--- start ---
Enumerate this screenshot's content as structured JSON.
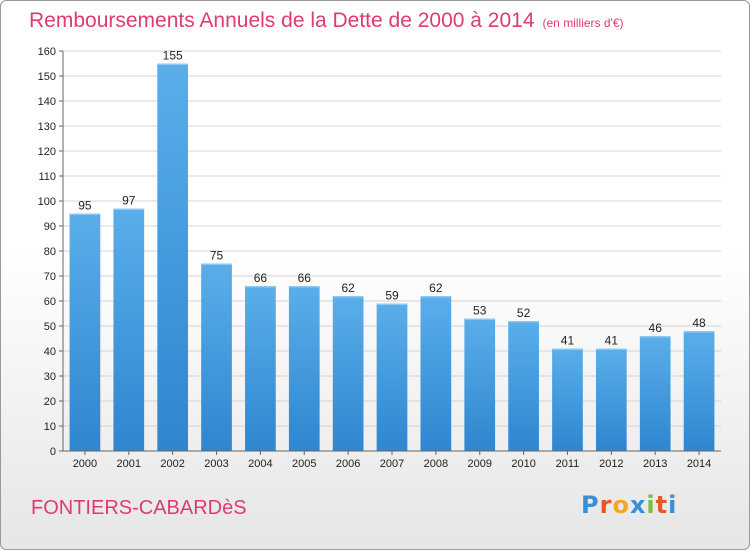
{
  "header": {
    "title": "Remboursements Annuels de la Dette de 2000 à 2014",
    "subtitle": "(en milliers d'€)"
  },
  "footer": {
    "commune": "FONTIERS-CABARDèS",
    "logo": "Proxiti",
    "logo_colors": [
      "#3a8fd4",
      "#e8572a",
      "#f2a81f",
      "#3a8fd4",
      "#7cbf3c",
      "#e8572a",
      "#3a8fd4"
    ]
  },
  "chart_data": {
    "type": "bar",
    "title": "Remboursements Annuels de la Dette de 2000 à 2014",
    "subtitle": "(en milliers d'€)",
    "xlabel": "",
    "ylabel": "",
    "categories": [
      "2000",
      "2001",
      "2002",
      "2003",
      "2004",
      "2005",
      "2006",
      "2007",
      "2008",
      "2009",
      "2010",
      "2011",
      "2012",
      "2013",
      "2014"
    ],
    "values": [
      95,
      97,
      155,
      75,
      66,
      66,
      62,
      59,
      62,
      53,
      52,
      41,
      41,
      46,
      48
    ],
    "ylim": [
      0,
      160
    ],
    "yticks": [
      0,
      10,
      20,
      30,
      40,
      50,
      60,
      70,
      80,
      90,
      100,
      110,
      120,
      130,
      140,
      150,
      160
    ],
    "grid": true,
    "bar_color": "#4a9fe0",
    "legend": "none"
  }
}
--- end ---
Required work: Write the number of lines containing the word "subtitle" and nothing besides it.

Task response: 2